[Work instructions] Look below. Copy each line that has "through" in it.

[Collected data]
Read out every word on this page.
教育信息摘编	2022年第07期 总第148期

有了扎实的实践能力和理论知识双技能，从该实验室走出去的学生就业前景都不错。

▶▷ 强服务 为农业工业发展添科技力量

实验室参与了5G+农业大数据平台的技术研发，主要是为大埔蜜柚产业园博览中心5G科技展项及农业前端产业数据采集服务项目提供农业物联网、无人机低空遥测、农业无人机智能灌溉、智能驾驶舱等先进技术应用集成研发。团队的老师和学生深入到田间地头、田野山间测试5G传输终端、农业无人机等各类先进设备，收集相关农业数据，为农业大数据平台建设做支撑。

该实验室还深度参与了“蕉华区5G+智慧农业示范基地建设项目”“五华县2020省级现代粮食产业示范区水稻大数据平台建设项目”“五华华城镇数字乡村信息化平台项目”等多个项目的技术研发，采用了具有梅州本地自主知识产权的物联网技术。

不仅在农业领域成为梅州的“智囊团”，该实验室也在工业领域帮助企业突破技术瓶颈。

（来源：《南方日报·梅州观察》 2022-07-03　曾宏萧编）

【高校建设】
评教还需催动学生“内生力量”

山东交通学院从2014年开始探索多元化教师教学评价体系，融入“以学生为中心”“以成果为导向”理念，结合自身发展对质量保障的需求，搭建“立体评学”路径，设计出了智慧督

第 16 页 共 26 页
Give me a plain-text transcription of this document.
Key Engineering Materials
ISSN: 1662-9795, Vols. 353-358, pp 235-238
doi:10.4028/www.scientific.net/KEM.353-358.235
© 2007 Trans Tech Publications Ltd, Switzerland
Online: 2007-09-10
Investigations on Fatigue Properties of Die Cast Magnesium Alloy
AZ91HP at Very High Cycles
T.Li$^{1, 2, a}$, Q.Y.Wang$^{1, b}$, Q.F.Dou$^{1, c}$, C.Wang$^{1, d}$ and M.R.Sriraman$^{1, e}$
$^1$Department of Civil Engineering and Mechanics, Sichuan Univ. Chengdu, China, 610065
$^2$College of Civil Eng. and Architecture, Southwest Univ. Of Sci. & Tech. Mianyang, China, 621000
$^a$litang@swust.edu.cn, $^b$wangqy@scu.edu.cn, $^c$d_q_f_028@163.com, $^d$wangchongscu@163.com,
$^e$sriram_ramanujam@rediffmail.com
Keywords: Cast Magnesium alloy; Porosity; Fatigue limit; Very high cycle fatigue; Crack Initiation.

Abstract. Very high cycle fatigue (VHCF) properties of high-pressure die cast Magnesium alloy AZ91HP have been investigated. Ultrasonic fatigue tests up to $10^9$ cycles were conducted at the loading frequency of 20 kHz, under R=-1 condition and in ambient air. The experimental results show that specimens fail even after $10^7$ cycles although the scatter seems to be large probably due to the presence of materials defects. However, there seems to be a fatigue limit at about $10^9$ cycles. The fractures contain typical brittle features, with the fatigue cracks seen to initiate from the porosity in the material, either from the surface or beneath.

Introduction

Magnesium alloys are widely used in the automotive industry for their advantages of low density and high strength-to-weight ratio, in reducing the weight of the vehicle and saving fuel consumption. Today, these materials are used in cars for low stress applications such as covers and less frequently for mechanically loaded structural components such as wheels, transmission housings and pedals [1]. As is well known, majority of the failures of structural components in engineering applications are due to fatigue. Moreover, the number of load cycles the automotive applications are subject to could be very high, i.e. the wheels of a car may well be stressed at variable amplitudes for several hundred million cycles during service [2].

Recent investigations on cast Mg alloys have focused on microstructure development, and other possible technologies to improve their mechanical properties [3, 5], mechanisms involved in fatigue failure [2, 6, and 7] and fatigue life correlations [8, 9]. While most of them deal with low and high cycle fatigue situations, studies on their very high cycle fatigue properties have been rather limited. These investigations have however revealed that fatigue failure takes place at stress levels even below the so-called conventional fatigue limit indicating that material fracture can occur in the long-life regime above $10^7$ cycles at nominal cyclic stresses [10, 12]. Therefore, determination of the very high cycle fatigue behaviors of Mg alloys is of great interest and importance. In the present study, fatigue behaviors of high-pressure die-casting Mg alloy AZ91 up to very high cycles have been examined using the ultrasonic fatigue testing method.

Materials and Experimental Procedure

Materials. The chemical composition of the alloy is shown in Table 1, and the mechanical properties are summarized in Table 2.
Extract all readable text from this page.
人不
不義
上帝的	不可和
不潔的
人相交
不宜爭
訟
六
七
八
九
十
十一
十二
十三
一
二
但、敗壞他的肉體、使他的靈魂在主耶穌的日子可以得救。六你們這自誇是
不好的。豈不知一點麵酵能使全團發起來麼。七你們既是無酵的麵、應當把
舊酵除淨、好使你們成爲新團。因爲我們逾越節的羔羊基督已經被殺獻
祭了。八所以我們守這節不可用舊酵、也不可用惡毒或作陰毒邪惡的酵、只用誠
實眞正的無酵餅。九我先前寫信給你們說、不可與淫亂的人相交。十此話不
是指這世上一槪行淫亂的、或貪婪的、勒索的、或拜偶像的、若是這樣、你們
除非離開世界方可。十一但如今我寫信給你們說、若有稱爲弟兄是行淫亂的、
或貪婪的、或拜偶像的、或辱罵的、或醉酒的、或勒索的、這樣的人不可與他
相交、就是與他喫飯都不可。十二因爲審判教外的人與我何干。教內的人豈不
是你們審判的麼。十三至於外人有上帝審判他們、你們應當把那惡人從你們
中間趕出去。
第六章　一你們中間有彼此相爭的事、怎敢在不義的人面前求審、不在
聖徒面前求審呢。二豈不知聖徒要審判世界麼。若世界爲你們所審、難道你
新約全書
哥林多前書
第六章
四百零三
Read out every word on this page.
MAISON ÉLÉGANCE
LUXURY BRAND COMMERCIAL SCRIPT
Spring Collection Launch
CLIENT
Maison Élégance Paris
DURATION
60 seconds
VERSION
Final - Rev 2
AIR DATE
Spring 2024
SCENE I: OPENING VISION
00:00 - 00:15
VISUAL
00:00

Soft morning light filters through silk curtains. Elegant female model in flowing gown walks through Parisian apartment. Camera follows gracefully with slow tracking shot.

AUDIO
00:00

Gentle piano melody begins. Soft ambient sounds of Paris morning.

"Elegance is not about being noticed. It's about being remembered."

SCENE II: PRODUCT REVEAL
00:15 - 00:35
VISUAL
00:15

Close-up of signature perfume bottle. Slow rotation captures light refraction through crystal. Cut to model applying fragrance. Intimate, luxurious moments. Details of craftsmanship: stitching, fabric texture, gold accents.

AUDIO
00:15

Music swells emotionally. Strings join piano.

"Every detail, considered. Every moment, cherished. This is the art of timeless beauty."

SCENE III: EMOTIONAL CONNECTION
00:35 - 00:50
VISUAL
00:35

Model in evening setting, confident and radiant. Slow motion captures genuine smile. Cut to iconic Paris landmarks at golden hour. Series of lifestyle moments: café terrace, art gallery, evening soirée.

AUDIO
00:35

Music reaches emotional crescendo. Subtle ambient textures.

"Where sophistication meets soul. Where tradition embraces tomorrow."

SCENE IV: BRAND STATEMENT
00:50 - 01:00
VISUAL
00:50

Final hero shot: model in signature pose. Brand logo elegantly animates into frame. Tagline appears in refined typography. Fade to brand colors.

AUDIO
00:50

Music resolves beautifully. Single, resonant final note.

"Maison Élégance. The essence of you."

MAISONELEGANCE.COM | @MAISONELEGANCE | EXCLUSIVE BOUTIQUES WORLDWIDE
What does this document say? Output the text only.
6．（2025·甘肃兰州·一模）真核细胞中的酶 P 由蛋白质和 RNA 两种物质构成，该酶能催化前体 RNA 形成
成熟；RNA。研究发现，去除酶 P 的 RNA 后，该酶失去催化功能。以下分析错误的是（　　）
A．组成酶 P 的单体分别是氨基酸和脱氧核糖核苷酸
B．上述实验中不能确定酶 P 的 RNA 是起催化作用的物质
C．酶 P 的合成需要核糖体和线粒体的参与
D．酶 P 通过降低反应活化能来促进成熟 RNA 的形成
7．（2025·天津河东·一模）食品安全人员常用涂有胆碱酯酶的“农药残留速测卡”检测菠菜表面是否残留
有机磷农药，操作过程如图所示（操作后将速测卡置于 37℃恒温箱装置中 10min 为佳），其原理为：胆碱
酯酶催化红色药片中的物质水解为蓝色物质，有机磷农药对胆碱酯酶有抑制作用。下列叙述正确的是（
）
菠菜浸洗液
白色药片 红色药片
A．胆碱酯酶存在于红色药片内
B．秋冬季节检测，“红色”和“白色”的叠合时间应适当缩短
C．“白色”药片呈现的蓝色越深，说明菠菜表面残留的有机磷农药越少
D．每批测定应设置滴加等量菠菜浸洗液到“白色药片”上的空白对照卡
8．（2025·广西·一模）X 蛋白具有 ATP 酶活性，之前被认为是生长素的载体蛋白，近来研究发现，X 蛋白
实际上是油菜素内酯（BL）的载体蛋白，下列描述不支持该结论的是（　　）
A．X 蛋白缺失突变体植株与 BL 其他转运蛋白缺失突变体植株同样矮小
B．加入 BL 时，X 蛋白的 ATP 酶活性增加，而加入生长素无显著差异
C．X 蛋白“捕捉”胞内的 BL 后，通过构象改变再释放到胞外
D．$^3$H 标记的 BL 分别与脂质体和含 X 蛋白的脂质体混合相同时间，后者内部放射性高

[Correct answer]
Soft morning light filters through silk curtains. Elegant female model in flowing gown walks through Parisian apartment. Camera follows gracefully with slow tracking shot.
Close-up of signature perfume bottle. Slow rotation captures light refraction through crystal. Cut to model applying fragrance. Intimate, luxurious moments. Details of craftsmanship: stitching, fabric texture, gold accents.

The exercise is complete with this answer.